-------- Given records --------

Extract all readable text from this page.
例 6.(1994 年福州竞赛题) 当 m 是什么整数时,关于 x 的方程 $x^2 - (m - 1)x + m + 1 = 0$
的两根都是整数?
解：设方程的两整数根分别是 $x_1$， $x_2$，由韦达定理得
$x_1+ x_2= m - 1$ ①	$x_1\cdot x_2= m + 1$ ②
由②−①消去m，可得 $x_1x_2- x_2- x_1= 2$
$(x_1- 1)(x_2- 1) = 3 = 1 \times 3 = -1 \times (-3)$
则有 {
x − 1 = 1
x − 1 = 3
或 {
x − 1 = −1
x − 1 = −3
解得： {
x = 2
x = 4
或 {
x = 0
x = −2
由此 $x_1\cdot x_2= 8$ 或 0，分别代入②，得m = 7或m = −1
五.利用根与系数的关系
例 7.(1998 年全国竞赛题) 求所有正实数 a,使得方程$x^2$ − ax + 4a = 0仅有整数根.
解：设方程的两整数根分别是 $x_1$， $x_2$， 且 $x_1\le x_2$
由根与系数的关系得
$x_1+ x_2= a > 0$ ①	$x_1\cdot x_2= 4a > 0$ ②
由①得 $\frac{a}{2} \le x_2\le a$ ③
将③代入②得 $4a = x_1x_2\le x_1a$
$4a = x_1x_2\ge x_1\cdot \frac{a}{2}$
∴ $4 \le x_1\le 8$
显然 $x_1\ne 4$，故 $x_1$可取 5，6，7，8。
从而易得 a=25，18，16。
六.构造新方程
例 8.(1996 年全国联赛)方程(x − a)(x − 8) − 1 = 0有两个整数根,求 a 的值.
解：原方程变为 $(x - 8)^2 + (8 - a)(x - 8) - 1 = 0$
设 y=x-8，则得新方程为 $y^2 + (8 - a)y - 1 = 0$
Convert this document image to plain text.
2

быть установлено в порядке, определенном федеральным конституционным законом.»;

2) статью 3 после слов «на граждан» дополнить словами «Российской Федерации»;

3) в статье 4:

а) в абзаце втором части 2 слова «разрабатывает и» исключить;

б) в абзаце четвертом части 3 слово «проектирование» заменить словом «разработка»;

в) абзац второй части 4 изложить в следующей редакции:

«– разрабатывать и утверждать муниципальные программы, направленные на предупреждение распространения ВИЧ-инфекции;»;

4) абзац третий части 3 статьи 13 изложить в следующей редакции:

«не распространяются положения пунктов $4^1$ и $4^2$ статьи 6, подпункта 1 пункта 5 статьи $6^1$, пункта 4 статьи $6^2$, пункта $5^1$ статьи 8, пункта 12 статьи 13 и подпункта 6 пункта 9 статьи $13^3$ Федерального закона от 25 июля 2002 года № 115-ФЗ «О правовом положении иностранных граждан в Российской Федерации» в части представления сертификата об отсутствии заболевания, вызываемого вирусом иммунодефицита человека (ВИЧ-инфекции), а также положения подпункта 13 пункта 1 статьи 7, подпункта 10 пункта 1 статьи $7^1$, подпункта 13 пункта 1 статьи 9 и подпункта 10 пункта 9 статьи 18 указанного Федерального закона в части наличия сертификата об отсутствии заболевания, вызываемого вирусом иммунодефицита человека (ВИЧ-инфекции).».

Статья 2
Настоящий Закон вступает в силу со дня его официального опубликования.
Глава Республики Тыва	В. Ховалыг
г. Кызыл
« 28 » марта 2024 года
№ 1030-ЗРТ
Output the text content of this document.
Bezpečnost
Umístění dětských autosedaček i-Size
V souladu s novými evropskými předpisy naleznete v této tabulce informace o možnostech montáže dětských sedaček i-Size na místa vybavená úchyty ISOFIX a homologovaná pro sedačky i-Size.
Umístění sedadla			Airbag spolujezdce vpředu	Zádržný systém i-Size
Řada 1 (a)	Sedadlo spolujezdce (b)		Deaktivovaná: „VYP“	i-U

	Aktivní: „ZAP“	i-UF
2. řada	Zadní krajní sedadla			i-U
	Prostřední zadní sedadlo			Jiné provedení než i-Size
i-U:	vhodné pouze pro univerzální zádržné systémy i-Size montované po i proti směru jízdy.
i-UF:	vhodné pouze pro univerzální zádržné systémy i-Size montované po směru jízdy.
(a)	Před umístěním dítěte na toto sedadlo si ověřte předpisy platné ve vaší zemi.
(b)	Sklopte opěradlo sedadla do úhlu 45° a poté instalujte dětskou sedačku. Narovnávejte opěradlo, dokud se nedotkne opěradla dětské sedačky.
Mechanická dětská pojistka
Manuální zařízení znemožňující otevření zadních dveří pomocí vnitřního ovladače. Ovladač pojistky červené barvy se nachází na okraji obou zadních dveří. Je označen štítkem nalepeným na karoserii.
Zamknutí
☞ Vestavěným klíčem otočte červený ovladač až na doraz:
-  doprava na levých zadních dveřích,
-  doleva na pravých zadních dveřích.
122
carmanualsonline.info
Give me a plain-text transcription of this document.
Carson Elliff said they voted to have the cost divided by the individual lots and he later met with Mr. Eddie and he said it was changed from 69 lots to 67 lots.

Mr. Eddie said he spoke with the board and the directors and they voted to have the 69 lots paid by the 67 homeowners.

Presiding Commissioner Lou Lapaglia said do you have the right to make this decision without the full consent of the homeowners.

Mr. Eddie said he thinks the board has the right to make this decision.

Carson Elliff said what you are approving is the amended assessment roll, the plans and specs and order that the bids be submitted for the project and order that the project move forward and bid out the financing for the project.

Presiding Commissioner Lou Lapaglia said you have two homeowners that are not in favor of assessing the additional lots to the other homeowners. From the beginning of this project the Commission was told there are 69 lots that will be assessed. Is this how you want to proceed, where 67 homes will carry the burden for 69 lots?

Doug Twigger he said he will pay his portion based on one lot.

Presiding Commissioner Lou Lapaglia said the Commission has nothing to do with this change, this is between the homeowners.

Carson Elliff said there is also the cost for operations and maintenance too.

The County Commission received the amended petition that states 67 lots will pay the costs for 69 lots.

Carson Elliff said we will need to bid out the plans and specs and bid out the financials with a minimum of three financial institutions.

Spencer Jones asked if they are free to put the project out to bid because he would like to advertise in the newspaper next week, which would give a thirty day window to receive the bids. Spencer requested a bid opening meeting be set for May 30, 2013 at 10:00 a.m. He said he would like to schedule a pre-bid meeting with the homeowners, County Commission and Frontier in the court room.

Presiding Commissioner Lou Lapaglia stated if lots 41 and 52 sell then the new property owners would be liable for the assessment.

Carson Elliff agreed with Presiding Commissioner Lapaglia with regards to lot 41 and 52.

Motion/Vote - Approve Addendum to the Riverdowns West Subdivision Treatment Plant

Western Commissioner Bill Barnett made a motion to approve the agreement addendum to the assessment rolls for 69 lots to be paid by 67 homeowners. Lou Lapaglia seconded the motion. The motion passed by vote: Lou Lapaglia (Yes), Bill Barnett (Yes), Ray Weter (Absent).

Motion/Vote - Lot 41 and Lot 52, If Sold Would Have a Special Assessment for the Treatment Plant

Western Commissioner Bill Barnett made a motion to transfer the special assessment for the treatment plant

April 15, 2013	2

--------

> _Problem to work on_:
Copy out the full set of records precisely, leaving nothing out.

> _Output for this task_:
Extract all readable text from this page.
例 6.(1994 年福州竞赛题) 当 m 是什么整数时,关于 x 的方程 $x^2 - (m - 1)x + m + 1 = 0$
的两根都是整数?
解：设方程的两整数根分别是 $x_1$， $x_2$，由韦达定理得
$x_1+ x_2= m - 1$ ①	$x_1\cdot x_2= m + 1$ ②
由②−①消去m，可得 $x_1x_2- x_2- x_1= 2$
$(x_1- 1)(x_2- 1) = 3 = 1 \times 3 = -1 \times (-3)$
则有 {
x − 1 = 1
x − 1 = 3
或 {
x − 1 = −1
x − 1 = −3
解得： {
x = 2
x = 4
或 {
x = 0
x = −2
由此 $x_1\cdot x_2= 8$ 或 0，分别代入②，得m = 7或m = −1
五.利用根与系数的关系
例 7.(1998 年全国竞赛题) 求所有正实数 a,使得方程$x^2$ − ax + 4a = 0仅有整数根.
解：设方程的两整数根分别是 $x_1$， $x_2$， 且 $x_1\le x_2$
由根与系数的关系得
$x_1+ x_2= a > 0$ ①	$x_1\cdot x_2= 4a > 0$ ②
由①得 $\frac{a}{2} \le x_2\le a$ ③
将③代入②得 $4a = x_1x_2\le x_1a$
$4a = x_1x_2\ge x_1\cdot \frac{a}{2}$
∴ $4 \le x_1\le 8$
显然 $x_1\ne 4$，故 $x_1$可取 5，6，7，8。
从而易得 a=25，18，16。
六.构造新方程
例 8.(1996 年全国联赛)方程(x − a)(x − 8) − 1 = 0有两个整数根,求 a 的值.
解：原方程变为 $(x - 8)^2 + (8 - a)(x - 8) - 1 = 0$
设 y=x-8，则得新方程为 $y^2 + (8 - a)y - 1 = 0$
Convert this document image to plain text.
2

быть установлено в порядке, определенном федеральным конституционным законом.»;

2) статью 3 после слов «на граждан» дополнить словами «Российской Федерации»;

3) в статье 4:

а) в абзаце втором части 2 слова «разрабатывает и» исключить;

б) в абзаце четвертом части 3 слово «проектирование» заменить словом «разработка»;

в) абзац второй части 4 изложить в следующей редакции:

«– разрабатывать и утверждать муниципальные программы, направленные на предупреждение распространения ВИЧ-инфекции;»;

4) абзац третий части 3 статьи 13 изложить в следующей редакции:

«не распространяются положения пунктов $4^1$ и $4^2$ статьи 6, подпункта 1 пункта 5 статьи $6^1$, пункта 4 статьи $6^2$, пункта $5^1$ статьи 8, пункта 12 статьи 13 и подпункта 6 пункта 9 статьи $13^3$ Федерального закона от 25 июля 2002 года № 115-ФЗ «О правовом положении иностранных граждан в Российской Федерации» в части представления сертификата об отсутствии заболевания, вызываемого вирусом иммунодефицита человека (ВИЧ-инфекции), а также положения подпункта 13 пункта 1 статьи 7, подпункта 10 пункта 1 статьи $7^1$, подпункта 13 пункта 1 статьи 9 и подпункта 10 пункта 9 статьи 18 указанного Федерального закона в части наличия сертификата об отсутствии заболевания, вызываемого вирусом иммунодефицита человека (ВИЧ-инфекции).».

Статья 2
Настоящий Закон вступает в силу со дня его официального опубликования.
Глава Республики Тыва	В. Ховалыг
г. Кызыл
« 28 » марта 2024 года
№ 1030-ЗРТ
Output the text content of this document.
Bezpečnost
Umístění dětských autosedaček i-Size
V souladu s novými evropskými předpisy naleznete v této tabulce informace o možnostech montáže dětských sedaček i-Size na místa vybavená úchyty ISOFIX a homologovaná pro sedačky i-Size.
Umístění sedadla			Airbag spolujezdce vpředu	Zádržný systém i-Size
Řada 1 (a)	Sedadlo spolujezdce (b)		Deaktivovaná: „VYP“	i-U

	Aktivní: „ZAP“	i-UF
2. řada	Zadní krajní sedadla			i-U
	Prostřední zadní sedadlo			Jiné provedení než i-Size
i-U:	vhodné pouze pro univerzální zádržné systémy i-Size montované po i proti směru jízdy.
i-UF:	vhodné pouze pro univerzální zádržné systémy i-Size montované po směru jízdy.
(a)	Před umístěním dítěte na toto sedadlo si ověřte předpisy platné ve vaší zemi.
(b)	Sklopte opěradlo sedadla do úhlu 45° a poté instalujte dětskou sedačku. Narovnávejte opěradlo, dokud se nedotkne opěradla dětské sedačky.
Mechanická dětská pojistka
Manuální zařízení znemožňující otevření zadních dveří pomocí vnitřního ovladače. Ovladač pojistky červené barvy se nachází na okraji obou zadních dveří. Je označen štítkem nalepeným na karoserii.
Zamknutí
☞ Vestavěným klíčem otočte červený ovladač až na doraz:
-  doprava na levých zadních dveřích,
-  doleva na pravých zadních dveřích.
122
carmanualsonline.info
Give me a plain-text transcription of this document.
Carson Elliff said they voted to have the cost divided by the individual lots and he later met with Mr. Eddie and he said it was changed from 69 lots to 67 lots.

Mr. Eddie said he spoke with the board and the directors and they voted to have the 69 lots paid by the 67 homeowners.

Presiding Commissioner Lou Lapaglia said do you have the right to make this decision without the full consent of the homeowners.

Mr. Eddie said he thinks the board has the right to make this decision.

Carson Elliff said what you are approving is the amended assessment roll, the plans and specs and order that the bids be submitted for the project and order that the project move forward and bid out the financing for the project.

Presiding Commissioner Lou Lapaglia said you have two homeowners that are not in favor of assessing the additional lots to the other homeowners. From the beginning of this project the Commission was told there are 69 lots that will be assessed. Is this how you want to proceed, where 67 homes will carry the burden for 69 lots?

Doug Twigger he said he will pay his portion based on one lot.

Presiding Commissioner Lou Lapaglia said the Commission has nothing to do with this change, this is between the homeowners.

Carson Elliff said there is also the cost for operations and maintenance too.

The County Commission received the amended petition that states 67 lots will pay the costs for 69 lots.

Carson Elliff said we will need to bid out the plans and specs and bid out the financials with a minimum of three financial institutions.

Spencer Jones asked if they are free to put the project out to bid because he would like to advertise in the newspaper next week, which would give a thirty day window to receive the bids. Spencer requested a bid opening meeting be set for May 30, 2013 at 10:00 a.m. He said he would like to schedule a pre-bid meeting with the homeowners, County Commission and Frontier in the court room.

Presiding Commissioner Lou Lapaglia stated if lots 41 and 52 sell then the new property owners would be liable for the assessment.

Carson Elliff agreed with Presiding Commissioner Lapaglia with regards to lot 41 and 52.

Motion/Vote - Approve Addendum to the Riverdowns West Subdivision Treatment Plant

Western Commissioner Bill Barnett made a motion to approve the agreement addendum to the assessment rolls for 69 lots to be paid by 67 homeowners. Lou Lapaglia seconded the motion. The motion passed by vote: Lou Lapaglia (Yes), Bill Barnett (Yes), Ray Weter (Absent).

Motion/Vote - Lot 41 and Lot 52, If Sold Would Have a Special Assessment for the Treatment Plant

Western Commissioner Bill Barnett made a motion to transfer the special assessment for the treatment plant

April 15, 2013	2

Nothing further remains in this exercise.